_Problem statement_
Filter the data below for the string "this" and copy each matching line.

_Dataset excerpts_
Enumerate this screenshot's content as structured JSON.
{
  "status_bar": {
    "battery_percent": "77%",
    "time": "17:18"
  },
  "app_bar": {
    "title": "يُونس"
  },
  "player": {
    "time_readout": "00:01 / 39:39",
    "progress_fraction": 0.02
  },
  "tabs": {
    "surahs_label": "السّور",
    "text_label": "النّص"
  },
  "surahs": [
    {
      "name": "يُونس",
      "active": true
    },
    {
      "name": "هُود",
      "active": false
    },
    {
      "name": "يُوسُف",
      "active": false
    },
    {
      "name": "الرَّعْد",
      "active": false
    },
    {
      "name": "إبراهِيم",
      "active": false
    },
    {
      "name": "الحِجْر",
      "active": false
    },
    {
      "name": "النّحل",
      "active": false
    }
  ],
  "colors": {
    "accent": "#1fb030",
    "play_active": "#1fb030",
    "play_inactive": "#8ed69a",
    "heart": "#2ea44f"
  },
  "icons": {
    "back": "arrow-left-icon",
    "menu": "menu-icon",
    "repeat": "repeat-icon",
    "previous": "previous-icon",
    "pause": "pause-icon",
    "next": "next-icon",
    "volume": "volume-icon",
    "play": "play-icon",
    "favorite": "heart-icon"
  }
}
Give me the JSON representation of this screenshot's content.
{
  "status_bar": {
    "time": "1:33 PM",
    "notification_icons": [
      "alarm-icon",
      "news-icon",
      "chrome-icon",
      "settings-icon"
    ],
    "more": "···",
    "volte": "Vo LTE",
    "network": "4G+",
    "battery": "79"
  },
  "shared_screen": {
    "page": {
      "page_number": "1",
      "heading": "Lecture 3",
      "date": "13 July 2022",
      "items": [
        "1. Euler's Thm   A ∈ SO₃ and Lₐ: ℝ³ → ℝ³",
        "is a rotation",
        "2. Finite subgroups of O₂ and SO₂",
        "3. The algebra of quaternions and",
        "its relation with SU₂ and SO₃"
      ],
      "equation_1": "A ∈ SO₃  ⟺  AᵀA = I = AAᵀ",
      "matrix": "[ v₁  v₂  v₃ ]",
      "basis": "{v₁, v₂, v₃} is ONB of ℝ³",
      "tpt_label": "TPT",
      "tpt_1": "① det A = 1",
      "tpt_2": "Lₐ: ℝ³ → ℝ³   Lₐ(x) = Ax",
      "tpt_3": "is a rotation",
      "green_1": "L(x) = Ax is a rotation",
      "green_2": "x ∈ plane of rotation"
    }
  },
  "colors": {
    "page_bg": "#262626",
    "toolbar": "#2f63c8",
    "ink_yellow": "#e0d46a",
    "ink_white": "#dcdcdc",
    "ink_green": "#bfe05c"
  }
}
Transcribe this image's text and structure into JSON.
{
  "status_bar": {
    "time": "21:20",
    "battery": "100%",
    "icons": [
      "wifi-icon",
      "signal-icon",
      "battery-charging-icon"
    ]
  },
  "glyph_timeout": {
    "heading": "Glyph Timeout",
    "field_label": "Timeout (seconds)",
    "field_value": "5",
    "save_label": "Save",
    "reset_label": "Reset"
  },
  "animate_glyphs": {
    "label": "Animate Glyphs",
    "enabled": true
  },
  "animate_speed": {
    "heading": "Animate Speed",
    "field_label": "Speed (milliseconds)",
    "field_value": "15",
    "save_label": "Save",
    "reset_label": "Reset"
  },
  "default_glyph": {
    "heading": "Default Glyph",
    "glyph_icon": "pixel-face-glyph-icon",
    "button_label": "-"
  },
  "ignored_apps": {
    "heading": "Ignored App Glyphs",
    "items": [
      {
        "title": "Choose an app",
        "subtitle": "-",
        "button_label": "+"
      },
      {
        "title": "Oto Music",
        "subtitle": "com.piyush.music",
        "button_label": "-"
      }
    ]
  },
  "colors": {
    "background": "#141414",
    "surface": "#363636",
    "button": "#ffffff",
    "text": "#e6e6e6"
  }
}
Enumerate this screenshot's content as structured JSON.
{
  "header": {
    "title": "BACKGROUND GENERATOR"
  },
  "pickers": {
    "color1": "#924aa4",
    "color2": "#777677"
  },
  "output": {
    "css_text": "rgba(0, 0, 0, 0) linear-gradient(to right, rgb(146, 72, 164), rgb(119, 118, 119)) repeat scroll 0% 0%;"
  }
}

_Result_
Enumerate this screenshot's content as structured JSON.
Give me the JSON representation of this screenshot's content.
Transcribe this image's text and structure into JSON.
Enumerate this screenshot's content as structured JSON.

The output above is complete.